Dataset entries on figures
** Start **
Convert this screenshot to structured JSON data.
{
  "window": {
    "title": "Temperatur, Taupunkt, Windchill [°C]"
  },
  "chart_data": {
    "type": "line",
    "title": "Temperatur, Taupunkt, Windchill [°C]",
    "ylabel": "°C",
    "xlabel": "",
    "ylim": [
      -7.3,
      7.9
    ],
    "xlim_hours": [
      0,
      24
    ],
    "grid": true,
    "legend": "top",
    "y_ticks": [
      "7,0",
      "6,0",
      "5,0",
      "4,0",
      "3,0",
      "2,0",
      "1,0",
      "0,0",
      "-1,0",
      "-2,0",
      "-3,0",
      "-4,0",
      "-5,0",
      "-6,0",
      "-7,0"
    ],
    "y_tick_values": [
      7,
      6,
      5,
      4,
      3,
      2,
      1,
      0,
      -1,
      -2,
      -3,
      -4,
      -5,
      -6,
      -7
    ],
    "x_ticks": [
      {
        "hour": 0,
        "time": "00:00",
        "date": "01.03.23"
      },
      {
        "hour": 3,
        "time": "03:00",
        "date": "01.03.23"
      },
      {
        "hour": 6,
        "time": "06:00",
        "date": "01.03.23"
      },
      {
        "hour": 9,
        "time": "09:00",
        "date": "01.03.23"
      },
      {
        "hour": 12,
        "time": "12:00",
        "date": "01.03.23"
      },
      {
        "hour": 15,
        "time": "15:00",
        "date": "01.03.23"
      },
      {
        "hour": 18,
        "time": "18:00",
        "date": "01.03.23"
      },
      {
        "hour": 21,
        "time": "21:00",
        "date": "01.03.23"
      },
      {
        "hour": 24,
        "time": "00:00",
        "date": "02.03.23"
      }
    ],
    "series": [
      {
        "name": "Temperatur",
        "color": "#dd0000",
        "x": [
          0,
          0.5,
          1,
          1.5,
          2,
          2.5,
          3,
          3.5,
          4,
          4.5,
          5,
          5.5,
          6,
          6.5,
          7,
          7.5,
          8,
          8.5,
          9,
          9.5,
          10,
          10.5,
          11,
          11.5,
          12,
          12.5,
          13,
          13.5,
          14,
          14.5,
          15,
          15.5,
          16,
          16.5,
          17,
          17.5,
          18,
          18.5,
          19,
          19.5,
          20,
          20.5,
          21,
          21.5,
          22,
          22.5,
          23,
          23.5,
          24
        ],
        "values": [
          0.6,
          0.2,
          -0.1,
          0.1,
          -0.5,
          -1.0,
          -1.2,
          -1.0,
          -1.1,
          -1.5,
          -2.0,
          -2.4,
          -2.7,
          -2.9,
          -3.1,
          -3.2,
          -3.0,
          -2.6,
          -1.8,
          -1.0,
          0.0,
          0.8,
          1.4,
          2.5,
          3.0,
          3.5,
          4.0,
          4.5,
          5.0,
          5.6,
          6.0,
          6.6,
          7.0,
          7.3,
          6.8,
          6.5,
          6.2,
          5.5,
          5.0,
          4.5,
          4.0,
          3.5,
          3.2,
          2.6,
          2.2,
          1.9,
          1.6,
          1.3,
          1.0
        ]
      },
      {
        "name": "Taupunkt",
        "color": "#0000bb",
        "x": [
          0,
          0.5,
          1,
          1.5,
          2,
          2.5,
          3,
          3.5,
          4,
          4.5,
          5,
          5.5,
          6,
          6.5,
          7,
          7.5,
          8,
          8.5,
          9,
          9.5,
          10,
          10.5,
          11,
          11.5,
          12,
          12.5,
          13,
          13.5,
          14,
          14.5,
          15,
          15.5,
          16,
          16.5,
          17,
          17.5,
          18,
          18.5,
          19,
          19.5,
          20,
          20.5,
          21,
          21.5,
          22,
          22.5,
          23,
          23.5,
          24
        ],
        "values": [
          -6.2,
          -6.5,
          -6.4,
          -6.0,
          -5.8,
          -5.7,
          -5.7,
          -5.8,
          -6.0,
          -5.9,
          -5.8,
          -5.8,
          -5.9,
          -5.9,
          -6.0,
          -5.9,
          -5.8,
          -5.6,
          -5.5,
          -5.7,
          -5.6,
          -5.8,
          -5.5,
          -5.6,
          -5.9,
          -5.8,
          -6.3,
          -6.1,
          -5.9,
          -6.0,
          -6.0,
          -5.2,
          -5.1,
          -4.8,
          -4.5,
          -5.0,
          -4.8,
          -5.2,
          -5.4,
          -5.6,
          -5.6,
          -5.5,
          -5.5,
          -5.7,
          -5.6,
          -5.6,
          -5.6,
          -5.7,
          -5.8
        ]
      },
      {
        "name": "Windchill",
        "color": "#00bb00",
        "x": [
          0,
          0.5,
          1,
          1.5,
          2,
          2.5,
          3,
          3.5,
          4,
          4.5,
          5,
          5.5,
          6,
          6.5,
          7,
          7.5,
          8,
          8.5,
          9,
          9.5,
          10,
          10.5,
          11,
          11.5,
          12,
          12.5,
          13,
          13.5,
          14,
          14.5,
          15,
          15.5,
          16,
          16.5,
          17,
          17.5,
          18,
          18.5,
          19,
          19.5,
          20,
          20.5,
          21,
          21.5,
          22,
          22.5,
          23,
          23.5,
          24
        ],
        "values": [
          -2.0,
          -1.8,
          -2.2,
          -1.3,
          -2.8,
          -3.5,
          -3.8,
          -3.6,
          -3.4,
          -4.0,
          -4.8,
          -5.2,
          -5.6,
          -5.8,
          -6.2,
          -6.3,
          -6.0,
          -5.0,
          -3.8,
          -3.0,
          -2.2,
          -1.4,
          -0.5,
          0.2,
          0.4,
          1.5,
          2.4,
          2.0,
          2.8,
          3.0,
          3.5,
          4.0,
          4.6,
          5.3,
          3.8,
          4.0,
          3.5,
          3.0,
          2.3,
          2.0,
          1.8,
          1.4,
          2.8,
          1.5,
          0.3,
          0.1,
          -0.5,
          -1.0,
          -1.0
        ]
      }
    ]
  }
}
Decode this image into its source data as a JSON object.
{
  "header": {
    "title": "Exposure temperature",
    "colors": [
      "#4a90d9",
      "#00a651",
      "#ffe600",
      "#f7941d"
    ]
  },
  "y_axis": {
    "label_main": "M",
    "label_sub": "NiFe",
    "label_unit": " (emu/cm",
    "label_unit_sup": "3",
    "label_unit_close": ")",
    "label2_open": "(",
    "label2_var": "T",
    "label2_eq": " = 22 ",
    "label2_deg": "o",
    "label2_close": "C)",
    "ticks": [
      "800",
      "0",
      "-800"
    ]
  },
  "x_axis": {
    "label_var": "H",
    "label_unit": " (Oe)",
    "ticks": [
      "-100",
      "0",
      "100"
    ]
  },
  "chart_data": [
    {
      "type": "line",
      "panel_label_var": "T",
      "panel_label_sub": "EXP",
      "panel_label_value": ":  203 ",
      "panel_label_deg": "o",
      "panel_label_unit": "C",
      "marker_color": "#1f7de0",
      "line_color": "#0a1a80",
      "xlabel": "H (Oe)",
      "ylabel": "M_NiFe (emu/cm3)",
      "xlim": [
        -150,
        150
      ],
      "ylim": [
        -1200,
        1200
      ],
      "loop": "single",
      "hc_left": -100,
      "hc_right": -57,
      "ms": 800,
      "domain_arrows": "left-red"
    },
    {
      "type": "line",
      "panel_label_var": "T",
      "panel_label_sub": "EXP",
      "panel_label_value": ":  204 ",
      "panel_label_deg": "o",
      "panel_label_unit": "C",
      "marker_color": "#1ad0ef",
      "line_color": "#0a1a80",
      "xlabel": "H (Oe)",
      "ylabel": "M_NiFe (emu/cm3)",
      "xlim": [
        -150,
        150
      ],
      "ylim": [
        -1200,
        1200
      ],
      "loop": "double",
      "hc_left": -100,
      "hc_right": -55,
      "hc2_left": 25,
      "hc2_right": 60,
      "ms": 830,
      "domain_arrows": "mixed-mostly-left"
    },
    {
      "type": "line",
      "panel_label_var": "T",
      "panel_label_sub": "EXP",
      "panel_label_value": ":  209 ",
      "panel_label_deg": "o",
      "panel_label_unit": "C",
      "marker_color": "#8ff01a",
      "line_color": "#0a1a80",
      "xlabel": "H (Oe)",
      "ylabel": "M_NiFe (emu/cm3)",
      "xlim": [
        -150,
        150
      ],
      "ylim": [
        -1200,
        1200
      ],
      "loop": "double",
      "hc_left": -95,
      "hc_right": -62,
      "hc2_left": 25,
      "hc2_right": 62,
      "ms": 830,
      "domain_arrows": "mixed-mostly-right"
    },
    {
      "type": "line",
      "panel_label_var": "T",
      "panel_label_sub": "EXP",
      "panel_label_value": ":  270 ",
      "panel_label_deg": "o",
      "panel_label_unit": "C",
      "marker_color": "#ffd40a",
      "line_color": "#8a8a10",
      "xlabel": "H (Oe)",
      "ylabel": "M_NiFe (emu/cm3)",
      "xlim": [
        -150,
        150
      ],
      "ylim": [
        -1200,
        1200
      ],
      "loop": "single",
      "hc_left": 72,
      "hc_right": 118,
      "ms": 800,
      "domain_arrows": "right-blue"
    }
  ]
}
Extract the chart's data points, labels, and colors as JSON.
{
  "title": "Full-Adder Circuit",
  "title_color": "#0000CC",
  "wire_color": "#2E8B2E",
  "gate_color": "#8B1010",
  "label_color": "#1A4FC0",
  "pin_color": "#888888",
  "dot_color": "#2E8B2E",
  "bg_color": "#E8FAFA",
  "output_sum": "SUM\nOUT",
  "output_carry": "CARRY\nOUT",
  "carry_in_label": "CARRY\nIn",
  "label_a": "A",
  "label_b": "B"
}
** End **
Quote exactly the line containing "Extract the chart's" and every later line through the end of the listing, and no other lines.

Extract the chart's data points, labels, and colors as JSON.
{
  "title": "Full-Adder Circuit",
  "title_color": "#0000CC",
  "wire_color": "#2E8B2E",
  "gate_color": "#8B1010",
  "label_color": "#1A4FC0",
  "pin_color": "#888888",
  "dot_color": "#2E8B2E",
  "bg_color": "#E8FAFA",
  "output_sum": "SUM\nOUT",
  "output_carry": "CARRY\nOUT",
  "carry_in_label": "CARRY\nIn",
  "label_a": "A",
  "label_b": "B"
}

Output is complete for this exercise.